--- begin RECORDS SHOWN ---
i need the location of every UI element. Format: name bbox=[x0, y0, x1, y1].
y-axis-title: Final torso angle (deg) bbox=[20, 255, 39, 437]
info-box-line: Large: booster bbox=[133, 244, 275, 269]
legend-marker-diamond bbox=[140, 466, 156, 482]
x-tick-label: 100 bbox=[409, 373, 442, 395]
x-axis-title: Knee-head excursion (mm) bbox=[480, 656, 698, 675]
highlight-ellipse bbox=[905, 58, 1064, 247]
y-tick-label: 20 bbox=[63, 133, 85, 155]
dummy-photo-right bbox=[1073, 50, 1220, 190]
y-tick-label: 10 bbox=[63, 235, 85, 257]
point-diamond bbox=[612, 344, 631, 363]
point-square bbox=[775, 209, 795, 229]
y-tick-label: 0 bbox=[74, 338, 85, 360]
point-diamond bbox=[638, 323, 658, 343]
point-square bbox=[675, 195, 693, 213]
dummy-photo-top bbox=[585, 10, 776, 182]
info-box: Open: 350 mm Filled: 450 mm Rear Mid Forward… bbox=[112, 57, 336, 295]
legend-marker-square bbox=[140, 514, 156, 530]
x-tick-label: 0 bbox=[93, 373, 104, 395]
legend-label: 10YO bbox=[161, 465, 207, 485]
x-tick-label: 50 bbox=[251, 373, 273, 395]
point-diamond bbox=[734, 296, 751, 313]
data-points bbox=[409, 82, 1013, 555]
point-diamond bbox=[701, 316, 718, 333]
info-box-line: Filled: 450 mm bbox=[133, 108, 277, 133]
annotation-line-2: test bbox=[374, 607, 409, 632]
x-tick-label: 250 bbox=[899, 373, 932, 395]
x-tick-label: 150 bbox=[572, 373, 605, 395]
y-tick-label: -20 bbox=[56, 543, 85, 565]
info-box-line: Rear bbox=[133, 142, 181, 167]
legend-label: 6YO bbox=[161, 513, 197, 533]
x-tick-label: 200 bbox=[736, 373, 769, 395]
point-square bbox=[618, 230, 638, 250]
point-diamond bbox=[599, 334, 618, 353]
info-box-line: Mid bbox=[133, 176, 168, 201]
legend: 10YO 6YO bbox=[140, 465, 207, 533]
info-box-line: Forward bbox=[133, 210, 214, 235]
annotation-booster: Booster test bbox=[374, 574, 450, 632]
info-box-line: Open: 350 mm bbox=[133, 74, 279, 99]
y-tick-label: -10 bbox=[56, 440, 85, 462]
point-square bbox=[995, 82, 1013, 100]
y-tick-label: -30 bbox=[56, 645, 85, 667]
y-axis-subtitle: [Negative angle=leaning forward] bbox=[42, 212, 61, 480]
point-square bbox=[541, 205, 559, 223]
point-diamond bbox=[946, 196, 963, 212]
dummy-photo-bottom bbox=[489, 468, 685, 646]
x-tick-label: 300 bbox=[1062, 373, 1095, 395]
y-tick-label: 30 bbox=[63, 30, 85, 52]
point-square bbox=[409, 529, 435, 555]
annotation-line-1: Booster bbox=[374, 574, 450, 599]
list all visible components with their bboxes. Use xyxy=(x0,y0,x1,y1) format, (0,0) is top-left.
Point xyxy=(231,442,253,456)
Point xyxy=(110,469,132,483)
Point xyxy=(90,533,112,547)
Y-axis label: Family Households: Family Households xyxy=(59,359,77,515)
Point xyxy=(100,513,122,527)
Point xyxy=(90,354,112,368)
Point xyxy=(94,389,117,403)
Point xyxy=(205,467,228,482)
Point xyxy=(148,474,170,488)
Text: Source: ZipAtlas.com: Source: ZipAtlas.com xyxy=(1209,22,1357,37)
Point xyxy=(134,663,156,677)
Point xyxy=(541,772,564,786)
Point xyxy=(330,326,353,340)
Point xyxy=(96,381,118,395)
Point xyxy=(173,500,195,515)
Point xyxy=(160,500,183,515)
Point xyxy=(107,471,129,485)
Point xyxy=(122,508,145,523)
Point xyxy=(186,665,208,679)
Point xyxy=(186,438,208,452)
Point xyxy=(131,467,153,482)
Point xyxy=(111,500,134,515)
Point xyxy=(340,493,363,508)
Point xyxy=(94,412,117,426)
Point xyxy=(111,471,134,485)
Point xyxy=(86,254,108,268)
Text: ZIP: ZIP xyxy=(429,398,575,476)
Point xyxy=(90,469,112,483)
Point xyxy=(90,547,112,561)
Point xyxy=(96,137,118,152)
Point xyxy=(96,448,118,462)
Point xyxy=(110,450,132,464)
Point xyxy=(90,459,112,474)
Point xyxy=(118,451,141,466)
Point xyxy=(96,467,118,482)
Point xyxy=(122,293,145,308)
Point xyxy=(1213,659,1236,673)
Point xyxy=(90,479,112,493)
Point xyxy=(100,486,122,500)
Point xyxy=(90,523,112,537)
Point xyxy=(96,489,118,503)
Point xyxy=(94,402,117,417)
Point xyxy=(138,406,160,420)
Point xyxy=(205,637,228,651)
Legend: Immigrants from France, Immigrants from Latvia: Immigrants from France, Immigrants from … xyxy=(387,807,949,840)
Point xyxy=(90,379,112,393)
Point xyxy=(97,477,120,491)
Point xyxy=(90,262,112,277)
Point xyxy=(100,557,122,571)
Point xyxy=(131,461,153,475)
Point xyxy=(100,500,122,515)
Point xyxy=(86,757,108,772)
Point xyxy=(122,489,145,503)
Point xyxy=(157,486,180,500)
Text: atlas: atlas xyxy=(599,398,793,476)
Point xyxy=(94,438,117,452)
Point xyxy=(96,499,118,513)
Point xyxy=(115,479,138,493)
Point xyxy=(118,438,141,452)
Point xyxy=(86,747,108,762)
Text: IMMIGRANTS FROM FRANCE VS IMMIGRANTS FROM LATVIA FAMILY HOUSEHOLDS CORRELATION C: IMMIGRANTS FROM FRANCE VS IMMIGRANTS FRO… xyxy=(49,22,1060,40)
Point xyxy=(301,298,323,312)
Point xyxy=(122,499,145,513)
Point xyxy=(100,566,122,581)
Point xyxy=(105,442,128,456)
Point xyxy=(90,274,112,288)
--- end RECORDS SHOWN ---
§ WRITTEN EXERCISE
Reproduce all of the entries above, substituting "Final trunk angle" for "Final torso angle" and leaving everything else as it is.

§ TASK OUTPUT
i need the location of every UI element. Format: name bbox=[x0, y0, x1, y1].
y-axis-title: Final trunk angle (deg) bbox=[20, 255, 39, 437]
info-box-line: Large: booster bbox=[133, 244, 275, 269]
legend-marker-diamond bbox=[140, 466, 156, 482]
x-tick-label: 100 bbox=[409, 373, 442, 395]
x-axis-title: Knee-head excursion (mm) bbox=[480, 656, 698, 675]
highlight-ellipse bbox=[905, 58, 1064, 247]
y-tick-label: 20 bbox=[63, 133, 85, 155]
dummy-photo-right bbox=[1073, 50, 1220, 190]
y-tick-label: 10 bbox=[63, 235, 85, 257]
point-diamond bbox=[612, 344, 631, 363]
point-square bbox=[775, 209, 795, 229]
y-tick-label: 0 bbox=[74, 338, 85, 360]
point-diamond bbox=[638, 323, 658, 343]
point-square bbox=[675, 195, 693, 213]
dummy-photo-top bbox=[585, 10, 776, 182]
info-box: Open: 350 mm Filled: 450 mm Rear Mid Forward… bbox=[112, 57, 336, 295]
legend-marker-square bbox=[140, 514, 156, 530]
x-tick-label: 0 bbox=[93, 373, 104, 395]
legend-label: 10YO bbox=[161, 465, 207, 485]
x-tick-label: 50 bbox=[251, 373, 273, 395]
point-diamond bbox=[734, 296, 751, 313]
data-points bbox=[409, 82, 1013, 555]
point-diamond bbox=[701, 316, 718, 333]
info-box-line: Filled: 450 mm bbox=[133, 108, 277, 133]
annotation-line-2: test bbox=[374, 607, 409, 632]
x-tick-label: 250 bbox=[899, 373, 932, 395]
x-tick-label: 150 bbox=[572, 373, 605, 395]
y-tick-label: -20 bbox=[56, 543, 85, 565]
info-box-line: Rear bbox=[133, 142, 181, 167]
legend-label: 6YO bbox=[161, 513, 197, 533]
x-tick-label: 200 bbox=[736, 373, 769, 395]
point-square bbox=[618, 230, 638, 250]
point-diamond bbox=[599, 334, 618, 353]
info-box-line: Mid bbox=[133, 176, 168, 201]
legend: 10YO 6YO bbox=[140, 465, 207, 533]
info-box-line: Forward bbox=[133, 210, 214, 235]
annotation-booster: Booster test bbox=[374, 574, 450, 632]
info-box-line: Open: 350 mm bbox=[133, 74, 279, 99]
y-tick-label: -10 bbox=[56, 440, 85, 462]
point-square bbox=[995, 82, 1013, 100]
y-tick-label: -30 bbox=[56, 645, 85, 667]
y-axis-subtitle: [Negative angle=leaning forward] bbox=[42, 212, 61, 480]
point-square bbox=[541, 205, 559, 223]
point-diamond bbox=[946, 196, 963, 212]
dummy-photo-bottom bbox=[489, 468, 685, 646]
x-tick-label: 300 bbox=[1062, 373, 1095, 395]
y-tick-label: 30 bbox=[63, 30, 85, 52]
point-square bbox=[409, 529, 435, 555]
annotation-line-1: Booster bbox=[374, 574, 450, 599]
list all visible components with their bboxes. Use xyxy=(x0,y0,x1,y1) format, (0,0) is top-left.
Point xyxy=(231,442,253,456)
Point xyxy=(110,469,132,483)
Point xyxy=(90,533,112,547)
Y-axis label: Family Households: Family Households xyxy=(59,359,77,515)
Point xyxy=(100,513,122,527)
Point xyxy=(90,354,112,368)
Point xyxy=(94,389,117,403)
Point xyxy=(205,467,228,482)
Point xyxy=(148,474,170,488)
Text: Source: ZipAtlas.com: Source: ZipAtlas.com xyxy=(1209,22,1357,37)
Point xyxy=(134,663,156,677)
Point xyxy=(541,772,564,786)
Point xyxy=(330,326,353,340)
Point xyxy=(96,381,118,395)
Point xyxy=(173,500,195,515)
Point xyxy=(160,500,183,515)
Point xyxy=(107,471,129,485)
Point xyxy=(122,508,145,523)
Point xyxy=(186,665,208,679)
Point xyxy=(186,438,208,452)
Point xyxy=(131,467,153,482)
Point xyxy=(111,500,134,515)
Point xyxy=(340,493,363,508)
Point xyxy=(94,412,117,426)
Point xyxy=(111,471,134,485)
Point xyxy=(86,254,108,268)
Text: ZIP: ZIP xyxy=(429,398,575,476)
Point xyxy=(90,469,112,483)
Point xyxy=(90,547,112,561)
Point xyxy=(96,137,118,152)
Point xyxy=(96,448,118,462)
Point xyxy=(110,450,132,464)
Point xyxy=(90,459,112,474)
Point xyxy=(118,451,141,466)
Point xyxy=(96,467,118,482)
Point xyxy=(122,293,145,308)
Point xyxy=(1213,659,1236,673)
Point xyxy=(90,479,112,493)
Point xyxy=(100,486,122,500)
Point xyxy=(90,523,112,537)
Point xyxy=(96,489,118,503)
Point xyxy=(94,402,117,417)
Point xyxy=(138,406,160,420)
Point xyxy=(205,637,228,651)
Legend: Immigrants from France, Immigrants from Latvia: Immigrants from France, Immigrants from … xyxy=(387,807,949,840)
Point xyxy=(90,379,112,393)
Point xyxy=(97,477,120,491)
Point xyxy=(90,262,112,277)
Point xyxy=(100,557,122,571)
Point xyxy=(131,461,153,475)
Point xyxy=(100,500,122,515)
Point xyxy=(86,757,108,772)
Point xyxy=(122,489,145,503)
Point xyxy=(157,486,180,500)
Text: atlas: atlas xyxy=(599,398,793,476)
Point xyxy=(94,438,117,452)
Point xyxy=(96,499,118,513)
Point xyxy=(115,479,138,493)
Point xyxy=(118,438,141,452)
Point xyxy=(86,747,108,762)
Text: IMMIGRANTS FROM FRANCE VS IMMIGRANTS FROM LATVIA FAMILY HOUSEHOLDS CORRELATION C: IMMIGRANTS FROM FRANCE VS IMMIGRANTS FRO… xyxy=(49,22,1060,40)
Point xyxy=(301,298,323,312)
Point xyxy=(122,499,145,513)
Point xyxy=(100,566,122,581)
Point xyxy=(105,442,128,456)
Point xyxy=(90,274,112,288)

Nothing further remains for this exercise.